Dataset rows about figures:
○ ○ ○ ○

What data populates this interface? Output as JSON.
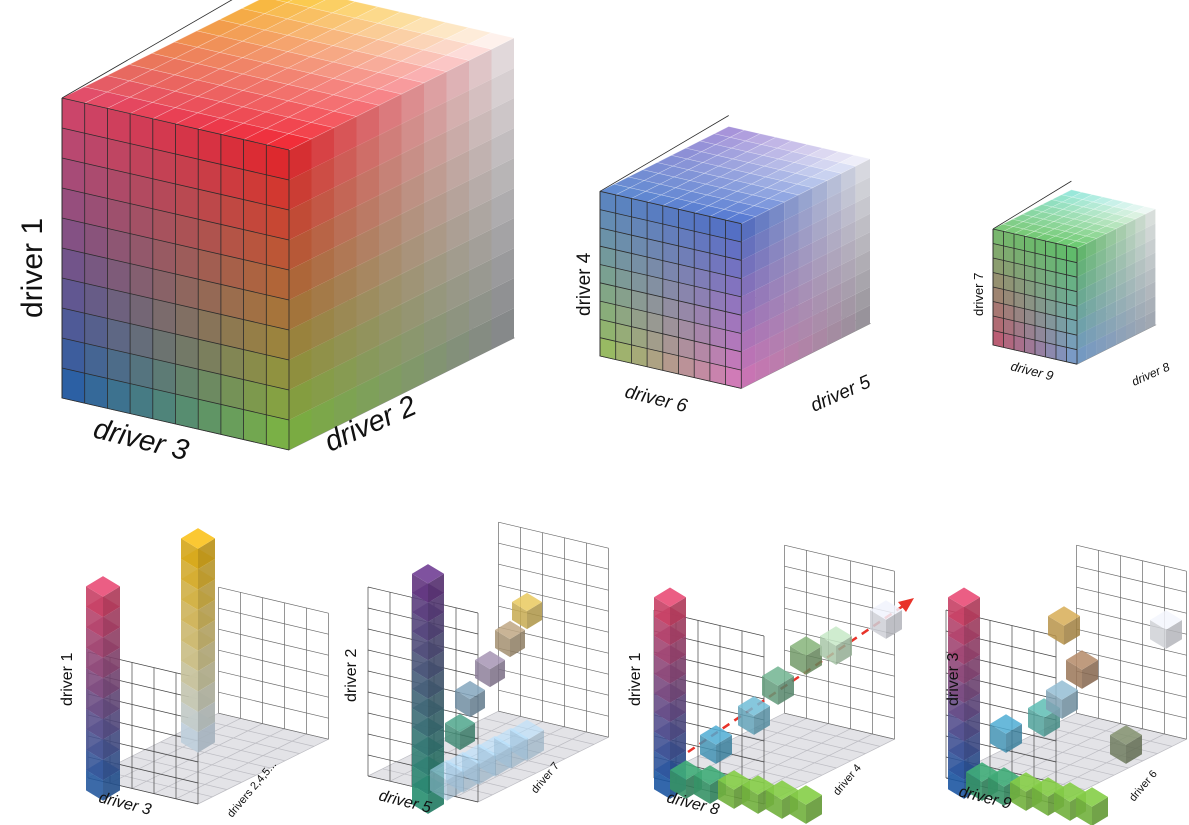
{
  "cubes": [
    {
      "id": "big",
      "labels": {
        "vertical": "driver 1",
        "left_axis": "driver 3",
        "right_axis": "driver 2"
      },
      "corner_colors": {
        "top_back": "#f2c12e",
        "top_right": "#f5f5f7",
        "top_left": "#d7476c",
        "front_top": "#e8202a",
        "bottom_left": "#1f5fb0",
        "bottom_front": "#7cc043",
        "bottom_right": "#8a8a92"
      }
    },
    {
      "id": "medium",
      "labels": {
        "vertical": "driver 4",
        "left_axis": "driver 6",
        "right_axis": "driver 5"
      },
      "corner_colors": {
        "top_back": "#a089d0",
        "top_right": "#f2f2f4",
        "top_left": "#5b86c8",
        "front_top": "#4d6fc9",
        "bottom_left": "#9bc55a",
        "bottom_front": "#e07ac0",
        "bottom_right": "#9a9a9e"
      }
    },
    {
      "id": "small",
      "labels": {
        "vertical": "driver 7",
        "left_axis": "driver 9",
        "right_axis": "driver 8"
      },
      "corner_colors": {
        "top_back": "#8fe0d6",
        "top_right": "#f3f3f5",
        "top_left": "#78c070",
        "front_top": "#5fc066",
        "bottom_left": "#c75570",
        "bottom_front": "#7a9fd6",
        "bottom_right": "#aab0b8"
      }
    }
  ],
  "panels": [
    {
      "id": "p1",
      "labels": {
        "vertical": "driver 1",
        "left_axis": "driver 3",
        "right_axis": "drivers 2,4,5..."
      }
    },
    {
      "id": "p2",
      "labels": {
        "vertical": "driver 2",
        "left_axis": "driver 5",
        "right_axis": "driver 7"
      }
    },
    {
      "id": "p3",
      "labels": {
        "vertical": "driver 1",
        "left_axis": "driver 8",
        "right_axis": "driver 4"
      }
    },
    {
      "id": "p4",
      "labels": {
        "vertical": "driver 3",
        "left_axis": "driver 9",
        "right_axis": "driver 6"
      }
    }
  ],
  "colors": {
    "grid_line": "#333333",
    "floor_fill": "#d9d9de",
    "arrow": "#e8332a"
  }
}
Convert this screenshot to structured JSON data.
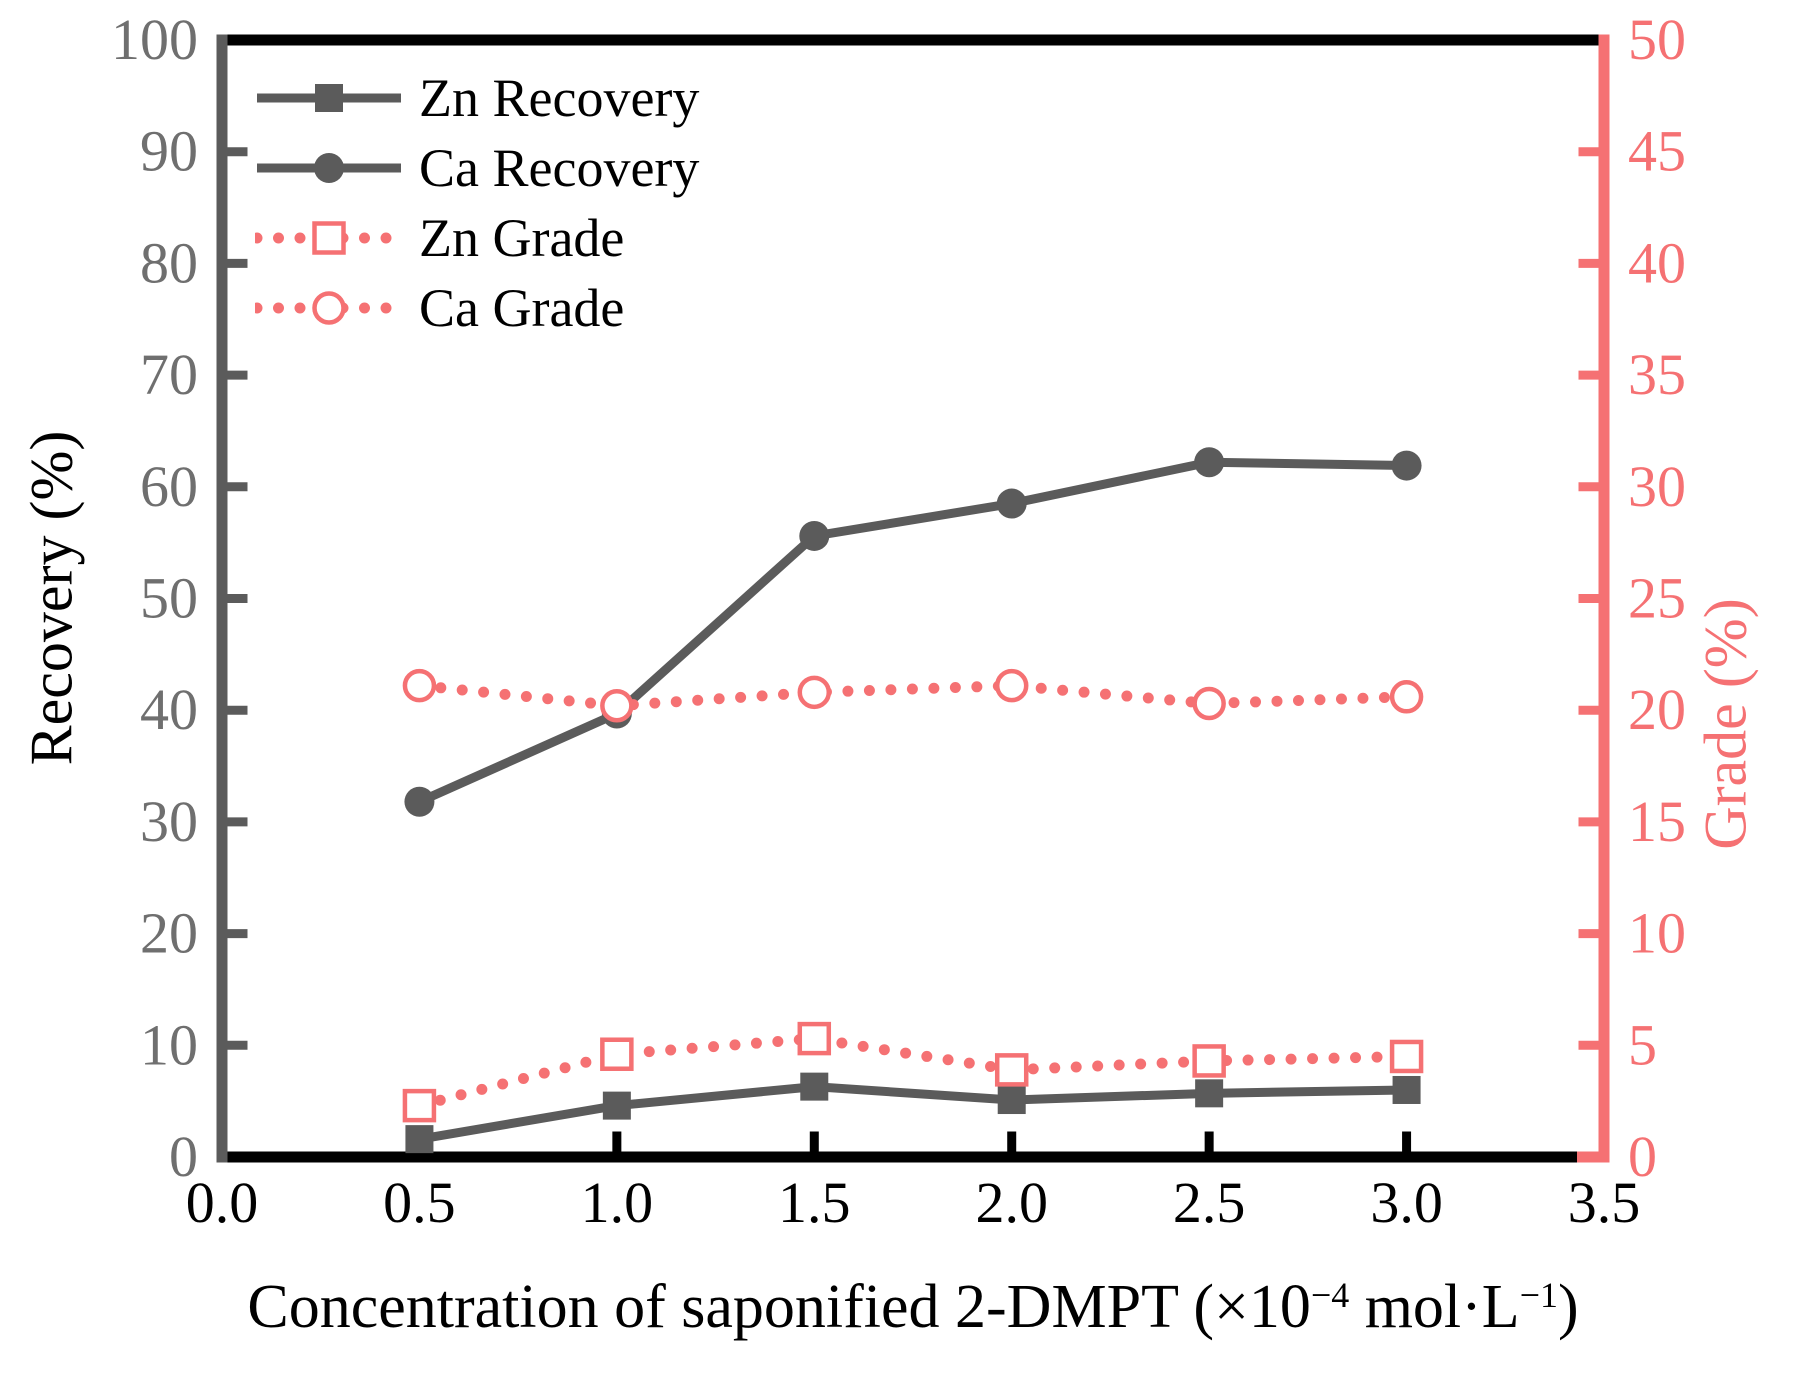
{
  "figure": {
    "background": "#ffffff",
    "xlabel_full": "Concentration of saponified 2-DMPT (×10−4 mol·L−1)",
    "xlabel_parts": {
      "p1": "Concentration of saponified 2-DMPT (×10",
      "sup1": "−4",
      "p2": " mol·L",
      "sup2": "−1",
      "p3": ")"
    }
  },
  "colors": {
    "recovery_series": "#5b5b5b",
    "grade_series": "#f57173",
    "left_tick_labels": "#6f6f6f",
    "black_axis": "#000000",
    "marker_open_fill": "#ffffff"
  },
  "chart_data": {
    "type": "line",
    "title": "",
    "x": [
      0.5,
      1.0,
      1.5,
      2.0,
      2.5,
      3.0
    ],
    "series": [
      {
        "name": "Zn Recovery",
        "axis": "left",
        "color": "#5b5b5b",
        "line": "solid",
        "marker": "square-filled",
        "values": [
          1.6,
          4.6,
          6.3,
          5.1,
          5.7,
          6.0
        ]
      },
      {
        "name": "Ca Recovery",
        "axis": "left",
        "color": "#5b5b5b",
        "line": "solid",
        "marker": "circle-filled",
        "values": [
          31.8,
          39.7,
          55.6,
          58.5,
          62.2,
          61.9
        ]
      },
      {
        "name": "Zn Grade",
        "axis": "right",
        "color": "#f57173",
        "line": "dotted",
        "marker": "square-open",
        "values": [
          2.3,
          4.6,
          5.3,
          3.9,
          4.3,
          4.5
        ]
      },
      {
        "name": "Ca Grade",
        "axis": "right",
        "color": "#f57173",
        "line": "dotted",
        "marker": "circle-open",
        "values": [
          21.1,
          20.2,
          20.8,
          21.1,
          20.3,
          20.6
        ]
      }
    ],
    "axes": {
      "bottom": {
        "label": "Concentration of saponified 2-DMPT (×10−4 mol·L−1)",
        "min": 0.0,
        "max": 3.5,
        "step": 0.5,
        "tick_labels": [
          "0.0",
          "0.5",
          "1.0",
          "1.5",
          "2.0",
          "2.5",
          "3.0",
          "3.5"
        ],
        "spine_color": "#000000",
        "tick_label_color": "#000000",
        "title_color": "#000000"
      },
      "left": {
        "label": "Recovery (%)",
        "min": 0,
        "max": 100,
        "step": 10,
        "tick_labels": [
          "0",
          "10",
          "20",
          "30",
          "40",
          "50",
          "60",
          "70",
          "80",
          "90",
          "100"
        ],
        "spine_color": "#5b5b5b",
        "tick_label_color": "#6f6f6f",
        "title_color": "#000000"
      },
      "right": {
        "label": "Grade (%)",
        "min": 0,
        "max": 50,
        "step": 5,
        "tick_labels": [
          "0",
          "5",
          "10",
          "15",
          "20",
          "25",
          "30",
          "35",
          "40",
          "45",
          "50"
        ],
        "spine_color": "#f57173",
        "tick_label_color": "#f57173",
        "title_color": "#f57173"
      }
    },
    "legend": {
      "position": "top-left",
      "entries": [
        "Zn Recovery",
        "Ca Recovery",
        "Zn Grade",
        "Ca Grade"
      ]
    },
    "grid": false
  }
}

○ ○ ○ ○

Locate the word "ffffff" in the records above, and return each line that has it.

*EXERCISE RESPONSE*.
    "background": "#ffffff",
    "marker_open_fill": "#ffffff"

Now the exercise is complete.